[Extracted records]
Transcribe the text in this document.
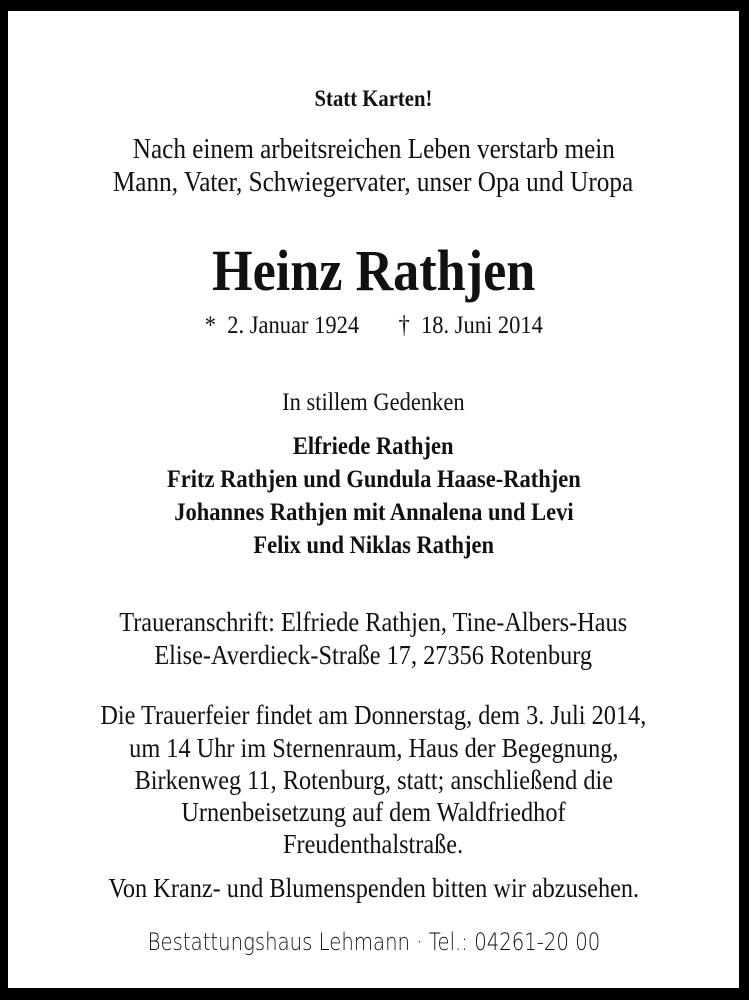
Statt Karten!
Nach einem arbeitsreichen Leben verstarb mein
Mann, Vater, Schwiegervater, unser Opa und Uropa
Heinz Rathjen
* 2. Januar 1924 † 18. Juni 2014
In stillem Gedenken
Elfriede Rathjen
Fritz Rathjen und Gundula Haase-Rathjen
Johannes Rathjen mit Annalena und Levi
Felix und Niklas Rathjen
Traueranschrift: Elfriede Rathjen, Tine-Albers-Haus
Elise-Averdieck-Straße 17, 27356 Rotenburg
Die Trauerfeier findet am Donnerstag, dem 3. Juli 2014,
um 14 Uhr im Sternenraum, Haus der Begegnung,
Birkenweg 11, Rotenburg, statt; anschließend die
Urnenbeisetzung auf dem Waldfriedhof
Freudenthalstraße.
Von Kranz- und Blumenspenden bitten wir abzusehen.
Bestattungshaus Lehmann · Tel.: 04261-20 00
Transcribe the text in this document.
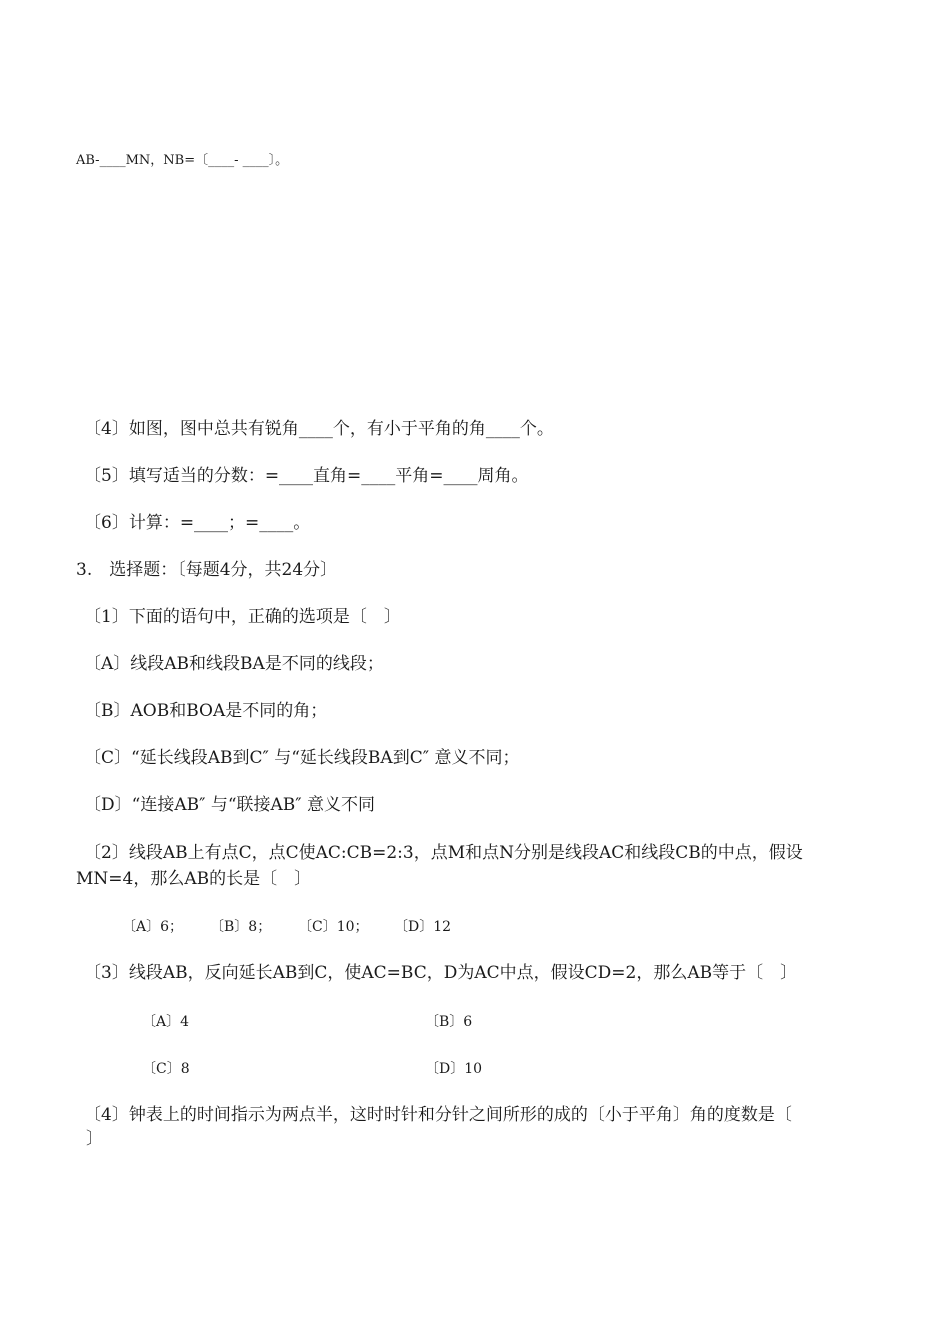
AB-____MN，NB=〔____- ____〕。
〔4〕如图，图中总共有锐角____个，有小于平角的角____个。
〔5〕填写适当的分数：=____直角=____平角=____周角。
〔6〕计算：=____；=____。
3.　选择题：〔每题4分，共24分〕
〔1〕下面的语句中，正确的选项是〔　〕
〔A〕线段AB和线段BA是不同的线段；
〔B〕AOB和BOA是不同的角；
〔C〕“延长线段AB到C″ 与“延长线段BA到C″ 意义不同；
〔D〕“连接AB″ 与“联接AB″ 意义不同
〔2〕线段AB上有点C，点C使AC:CB=2:3，点M和点N分别是线段AC和线段CB的中点，假设
MN=4，那么AB的长是〔　〕
〔A〕6； 〔B〕8； 〔C〕10； 〔D〕12
〔3〕线段AB，反向延长AB到C，使AC=BC，D为AC中点，假设CD=2，那么AB等于〔　〕
〔A〕4	〔B〕6
〔C〕8	〔D〕10
〔4〕钟表上的时间指示为两点半，这时时针和分针之间所形的成的〔小于平角〕角的度数是〔
〕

→ **Brief**: Transcribe the material as is, with images omitted.

→ **Full output**:
Transcribe the text in this document.
Statt Karten!
Nach einem arbeitsreichen Leben verstarb mein
Mann, Vater, Schwiegervater, unser Opa und Uropa
Heinz Rathjen
* 2. Januar 1924 † 18. Juni 2014
In stillem Gedenken
Elfriede Rathjen
Fritz Rathjen und Gundula Haase-Rathjen
Johannes Rathjen mit Annalena und Levi
Felix und Niklas Rathjen
Traueranschrift: Elfriede Rathjen, Tine-Albers-Haus
Elise-Averdieck-Straße 17, 27356 Rotenburg
Die Trauerfeier findet am Donnerstag, dem 3. Juli 2014,
um 14 Uhr im Sternenraum, Haus der Begegnung,
Birkenweg 11, Rotenburg, statt; anschließend die
Urnenbeisetzung auf dem Waldfriedhof
Freudenthalstraße.
Von Kranz- und Blumenspenden bitten wir abzusehen.
Bestattungshaus Lehmann · Tel.: 04261-20 00
Transcribe the text in this document.
AB-____MN，NB=〔____- ____〕。
〔4〕如图，图中总共有锐角____个，有小于平角的角____个。
〔5〕填写适当的分数：=____直角=____平角=____周角。
〔6〕计算：=____；=____。
3.　选择题：〔每题4分，共24分〕
〔1〕下面的语句中，正确的选项是〔　〕
〔A〕线段AB和线段BA是不同的线段；
〔B〕AOB和BOA是不同的角；
〔C〕“延长线段AB到C″ 与“延长线段BA到C″ 意义不同；
〔D〕“连接AB″ 与“联接AB″ 意义不同
〔2〕线段AB上有点C，点C使AC:CB=2:3，点M和点N分别是线段AC和线段CB的中点，假设
MN=4，那么AB的长是〔　〕
〔A〕6； 〔B〕8； 〔C〕10； 〔D〕12
〔3〕线段AB，反向延长AB到C，使AC=BC，D为AC中点，假设CD=2，那么AB等于〔　〕
〔A〕4	〔B〕6
〔C〕8	〔D〕10
〔4〕钟表上的时间指示为两点半，这时时针和分针之间所形的成的〔小于平角〕角的度数是〔
〕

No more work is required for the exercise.